=== Directive ===
Gather all lines in the entries below that include the word "page".
--- Items ---
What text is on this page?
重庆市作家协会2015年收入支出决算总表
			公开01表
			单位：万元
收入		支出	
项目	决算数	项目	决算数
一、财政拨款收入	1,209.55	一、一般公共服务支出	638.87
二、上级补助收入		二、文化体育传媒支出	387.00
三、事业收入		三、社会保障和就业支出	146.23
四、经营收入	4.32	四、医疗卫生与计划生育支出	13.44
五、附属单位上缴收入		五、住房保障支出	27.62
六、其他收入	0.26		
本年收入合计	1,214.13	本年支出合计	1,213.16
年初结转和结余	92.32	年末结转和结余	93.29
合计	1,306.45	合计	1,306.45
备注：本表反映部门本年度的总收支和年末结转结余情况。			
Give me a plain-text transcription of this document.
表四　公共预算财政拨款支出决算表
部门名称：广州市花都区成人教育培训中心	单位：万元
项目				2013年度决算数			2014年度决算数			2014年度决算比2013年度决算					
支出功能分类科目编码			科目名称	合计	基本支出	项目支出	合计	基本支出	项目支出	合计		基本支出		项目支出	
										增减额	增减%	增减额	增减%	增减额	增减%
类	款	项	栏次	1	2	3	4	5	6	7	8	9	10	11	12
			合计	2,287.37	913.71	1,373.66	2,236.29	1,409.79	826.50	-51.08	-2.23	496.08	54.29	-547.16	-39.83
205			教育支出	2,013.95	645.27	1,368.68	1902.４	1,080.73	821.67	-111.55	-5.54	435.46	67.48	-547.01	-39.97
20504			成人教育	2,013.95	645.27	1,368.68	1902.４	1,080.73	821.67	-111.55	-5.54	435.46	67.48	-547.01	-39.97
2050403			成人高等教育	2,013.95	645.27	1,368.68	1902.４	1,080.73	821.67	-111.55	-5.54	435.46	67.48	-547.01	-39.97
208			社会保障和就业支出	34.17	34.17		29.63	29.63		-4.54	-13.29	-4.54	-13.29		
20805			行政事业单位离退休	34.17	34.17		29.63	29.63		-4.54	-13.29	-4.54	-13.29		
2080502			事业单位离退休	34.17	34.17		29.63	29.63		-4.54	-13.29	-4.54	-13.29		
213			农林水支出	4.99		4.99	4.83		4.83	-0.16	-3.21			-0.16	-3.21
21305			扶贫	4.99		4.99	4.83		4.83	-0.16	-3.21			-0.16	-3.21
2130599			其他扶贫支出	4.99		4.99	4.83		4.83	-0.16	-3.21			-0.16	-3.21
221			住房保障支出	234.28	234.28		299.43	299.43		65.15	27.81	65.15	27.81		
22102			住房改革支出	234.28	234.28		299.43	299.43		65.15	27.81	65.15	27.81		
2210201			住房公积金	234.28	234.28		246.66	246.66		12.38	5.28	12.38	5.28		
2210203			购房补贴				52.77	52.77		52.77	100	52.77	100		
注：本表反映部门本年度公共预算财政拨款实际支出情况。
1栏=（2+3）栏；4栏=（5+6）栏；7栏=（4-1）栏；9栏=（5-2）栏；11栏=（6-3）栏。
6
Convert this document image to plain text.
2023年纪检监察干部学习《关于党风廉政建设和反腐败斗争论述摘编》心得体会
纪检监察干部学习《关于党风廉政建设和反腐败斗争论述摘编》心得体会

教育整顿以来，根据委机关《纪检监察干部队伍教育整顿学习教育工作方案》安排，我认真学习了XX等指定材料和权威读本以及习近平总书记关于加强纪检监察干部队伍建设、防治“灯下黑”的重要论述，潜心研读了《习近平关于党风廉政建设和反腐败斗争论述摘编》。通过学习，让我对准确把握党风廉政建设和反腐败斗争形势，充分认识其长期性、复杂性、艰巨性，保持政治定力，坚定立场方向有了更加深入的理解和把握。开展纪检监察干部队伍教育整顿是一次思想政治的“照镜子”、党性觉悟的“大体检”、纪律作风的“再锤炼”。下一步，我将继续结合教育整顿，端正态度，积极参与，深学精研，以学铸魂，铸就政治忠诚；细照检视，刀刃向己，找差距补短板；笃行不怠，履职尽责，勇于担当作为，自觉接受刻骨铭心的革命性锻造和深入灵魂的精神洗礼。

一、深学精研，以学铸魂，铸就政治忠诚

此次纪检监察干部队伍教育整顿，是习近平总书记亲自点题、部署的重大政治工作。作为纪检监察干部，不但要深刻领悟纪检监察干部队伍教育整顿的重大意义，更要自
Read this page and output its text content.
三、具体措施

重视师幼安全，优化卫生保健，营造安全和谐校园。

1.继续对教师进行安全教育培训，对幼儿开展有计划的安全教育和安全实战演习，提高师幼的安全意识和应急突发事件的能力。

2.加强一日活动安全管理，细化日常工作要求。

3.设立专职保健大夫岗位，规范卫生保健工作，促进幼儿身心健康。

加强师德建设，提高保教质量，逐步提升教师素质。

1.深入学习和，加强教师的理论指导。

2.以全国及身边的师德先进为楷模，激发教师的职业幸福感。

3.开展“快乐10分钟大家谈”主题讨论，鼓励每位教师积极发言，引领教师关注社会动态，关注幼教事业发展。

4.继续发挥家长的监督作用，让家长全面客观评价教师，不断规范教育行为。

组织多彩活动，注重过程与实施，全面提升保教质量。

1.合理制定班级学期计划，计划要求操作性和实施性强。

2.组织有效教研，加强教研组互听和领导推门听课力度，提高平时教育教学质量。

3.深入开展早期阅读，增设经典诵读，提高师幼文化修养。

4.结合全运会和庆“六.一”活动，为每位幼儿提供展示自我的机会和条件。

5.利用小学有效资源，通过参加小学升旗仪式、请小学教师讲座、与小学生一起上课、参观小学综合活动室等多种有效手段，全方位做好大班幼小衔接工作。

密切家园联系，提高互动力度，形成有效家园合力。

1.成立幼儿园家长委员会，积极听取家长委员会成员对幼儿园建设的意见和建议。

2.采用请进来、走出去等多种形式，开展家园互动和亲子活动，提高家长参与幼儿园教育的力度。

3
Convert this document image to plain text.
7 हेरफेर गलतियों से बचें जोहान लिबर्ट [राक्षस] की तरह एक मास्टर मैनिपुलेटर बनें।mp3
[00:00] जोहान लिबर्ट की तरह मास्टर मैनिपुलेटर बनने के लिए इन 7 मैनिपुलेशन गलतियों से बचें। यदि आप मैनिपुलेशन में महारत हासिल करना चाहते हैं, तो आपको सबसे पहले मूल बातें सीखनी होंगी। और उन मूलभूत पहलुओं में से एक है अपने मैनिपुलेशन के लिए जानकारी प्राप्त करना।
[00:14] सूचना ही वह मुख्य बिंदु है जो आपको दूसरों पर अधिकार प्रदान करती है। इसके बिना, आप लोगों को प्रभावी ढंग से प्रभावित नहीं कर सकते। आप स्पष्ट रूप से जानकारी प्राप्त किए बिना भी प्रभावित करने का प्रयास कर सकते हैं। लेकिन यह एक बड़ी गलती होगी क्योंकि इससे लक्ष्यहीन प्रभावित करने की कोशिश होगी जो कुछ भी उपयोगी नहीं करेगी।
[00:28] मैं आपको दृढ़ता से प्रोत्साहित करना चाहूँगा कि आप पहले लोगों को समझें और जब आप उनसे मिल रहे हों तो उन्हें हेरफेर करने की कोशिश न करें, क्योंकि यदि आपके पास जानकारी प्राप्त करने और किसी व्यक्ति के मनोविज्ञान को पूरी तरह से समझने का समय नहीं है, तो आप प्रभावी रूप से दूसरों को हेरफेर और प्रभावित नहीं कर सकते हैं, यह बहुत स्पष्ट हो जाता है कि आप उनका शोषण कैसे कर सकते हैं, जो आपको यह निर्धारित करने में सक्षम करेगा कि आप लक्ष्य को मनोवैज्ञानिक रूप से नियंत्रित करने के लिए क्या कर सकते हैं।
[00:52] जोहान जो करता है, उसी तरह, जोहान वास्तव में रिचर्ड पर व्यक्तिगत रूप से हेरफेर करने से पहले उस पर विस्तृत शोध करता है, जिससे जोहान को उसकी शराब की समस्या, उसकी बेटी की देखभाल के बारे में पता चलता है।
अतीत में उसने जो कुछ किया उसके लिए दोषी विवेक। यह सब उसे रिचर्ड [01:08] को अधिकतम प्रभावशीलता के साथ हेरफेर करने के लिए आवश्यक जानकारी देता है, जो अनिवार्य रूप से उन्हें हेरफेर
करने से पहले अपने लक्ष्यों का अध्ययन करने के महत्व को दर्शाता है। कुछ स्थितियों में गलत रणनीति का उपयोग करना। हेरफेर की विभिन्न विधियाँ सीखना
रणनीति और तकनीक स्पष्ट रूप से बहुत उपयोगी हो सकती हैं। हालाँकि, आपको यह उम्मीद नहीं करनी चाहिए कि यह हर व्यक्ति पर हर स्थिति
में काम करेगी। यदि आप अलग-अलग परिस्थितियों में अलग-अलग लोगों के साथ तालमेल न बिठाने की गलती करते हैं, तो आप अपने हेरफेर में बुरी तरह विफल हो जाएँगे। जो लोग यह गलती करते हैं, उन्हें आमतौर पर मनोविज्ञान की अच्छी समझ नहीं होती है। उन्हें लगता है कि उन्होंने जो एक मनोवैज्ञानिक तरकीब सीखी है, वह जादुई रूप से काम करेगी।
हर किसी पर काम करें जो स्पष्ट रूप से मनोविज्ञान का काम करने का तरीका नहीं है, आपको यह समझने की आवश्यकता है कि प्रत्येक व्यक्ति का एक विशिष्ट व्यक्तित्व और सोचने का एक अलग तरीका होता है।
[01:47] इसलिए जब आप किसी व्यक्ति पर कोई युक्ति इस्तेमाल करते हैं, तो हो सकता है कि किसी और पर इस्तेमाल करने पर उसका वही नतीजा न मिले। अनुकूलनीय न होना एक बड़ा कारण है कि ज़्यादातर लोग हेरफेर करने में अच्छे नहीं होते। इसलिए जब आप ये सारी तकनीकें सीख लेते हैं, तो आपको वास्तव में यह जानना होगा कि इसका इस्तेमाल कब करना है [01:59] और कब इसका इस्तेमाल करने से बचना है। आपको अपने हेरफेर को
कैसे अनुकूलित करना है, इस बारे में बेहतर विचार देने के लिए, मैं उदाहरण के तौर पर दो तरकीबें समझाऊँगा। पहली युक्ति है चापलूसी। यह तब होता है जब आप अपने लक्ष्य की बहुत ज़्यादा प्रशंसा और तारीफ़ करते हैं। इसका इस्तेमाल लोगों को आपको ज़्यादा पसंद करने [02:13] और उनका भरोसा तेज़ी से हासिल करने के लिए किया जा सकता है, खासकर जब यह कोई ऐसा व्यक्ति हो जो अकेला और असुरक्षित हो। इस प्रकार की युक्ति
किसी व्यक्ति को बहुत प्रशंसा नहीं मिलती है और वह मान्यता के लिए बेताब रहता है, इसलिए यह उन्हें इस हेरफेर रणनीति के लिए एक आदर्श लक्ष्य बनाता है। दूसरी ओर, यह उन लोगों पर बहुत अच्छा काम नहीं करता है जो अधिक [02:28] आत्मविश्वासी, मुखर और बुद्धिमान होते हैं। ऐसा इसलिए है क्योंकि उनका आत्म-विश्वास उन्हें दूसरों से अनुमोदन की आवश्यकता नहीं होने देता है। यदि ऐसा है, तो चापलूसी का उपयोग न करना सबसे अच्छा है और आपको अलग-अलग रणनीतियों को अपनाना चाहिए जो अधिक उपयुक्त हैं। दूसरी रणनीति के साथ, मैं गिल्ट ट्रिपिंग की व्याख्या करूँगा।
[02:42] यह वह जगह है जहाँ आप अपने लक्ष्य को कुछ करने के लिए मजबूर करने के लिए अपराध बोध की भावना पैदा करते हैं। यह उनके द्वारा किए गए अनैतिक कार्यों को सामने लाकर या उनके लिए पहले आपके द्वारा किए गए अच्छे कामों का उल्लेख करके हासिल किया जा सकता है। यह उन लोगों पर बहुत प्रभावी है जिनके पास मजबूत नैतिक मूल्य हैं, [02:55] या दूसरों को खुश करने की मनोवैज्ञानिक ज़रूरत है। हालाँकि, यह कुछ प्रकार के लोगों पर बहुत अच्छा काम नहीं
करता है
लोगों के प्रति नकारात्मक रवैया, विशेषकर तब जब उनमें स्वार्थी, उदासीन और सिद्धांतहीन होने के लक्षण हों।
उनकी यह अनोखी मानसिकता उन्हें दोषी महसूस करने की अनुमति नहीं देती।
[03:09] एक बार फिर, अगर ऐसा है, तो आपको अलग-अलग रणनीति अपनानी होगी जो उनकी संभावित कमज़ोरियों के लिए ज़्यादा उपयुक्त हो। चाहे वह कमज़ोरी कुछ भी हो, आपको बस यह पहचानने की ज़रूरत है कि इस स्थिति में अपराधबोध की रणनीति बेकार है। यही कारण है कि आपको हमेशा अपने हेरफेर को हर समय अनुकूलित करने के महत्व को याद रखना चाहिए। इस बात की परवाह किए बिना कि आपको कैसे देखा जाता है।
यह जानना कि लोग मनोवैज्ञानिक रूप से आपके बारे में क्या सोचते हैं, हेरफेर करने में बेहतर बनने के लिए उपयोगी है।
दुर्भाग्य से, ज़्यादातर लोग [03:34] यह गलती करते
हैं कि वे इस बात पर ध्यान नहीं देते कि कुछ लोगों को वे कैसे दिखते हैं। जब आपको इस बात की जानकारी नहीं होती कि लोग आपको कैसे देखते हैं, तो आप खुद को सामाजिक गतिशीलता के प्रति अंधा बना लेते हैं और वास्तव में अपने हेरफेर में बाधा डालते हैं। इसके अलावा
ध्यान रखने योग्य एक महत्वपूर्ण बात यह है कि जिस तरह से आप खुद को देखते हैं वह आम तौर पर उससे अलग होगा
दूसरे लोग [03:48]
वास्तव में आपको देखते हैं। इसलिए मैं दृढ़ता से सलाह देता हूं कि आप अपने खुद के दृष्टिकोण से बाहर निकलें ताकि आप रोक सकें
---
=== Output of the exercise ===
What text is on this page?
Read this page and output its text content.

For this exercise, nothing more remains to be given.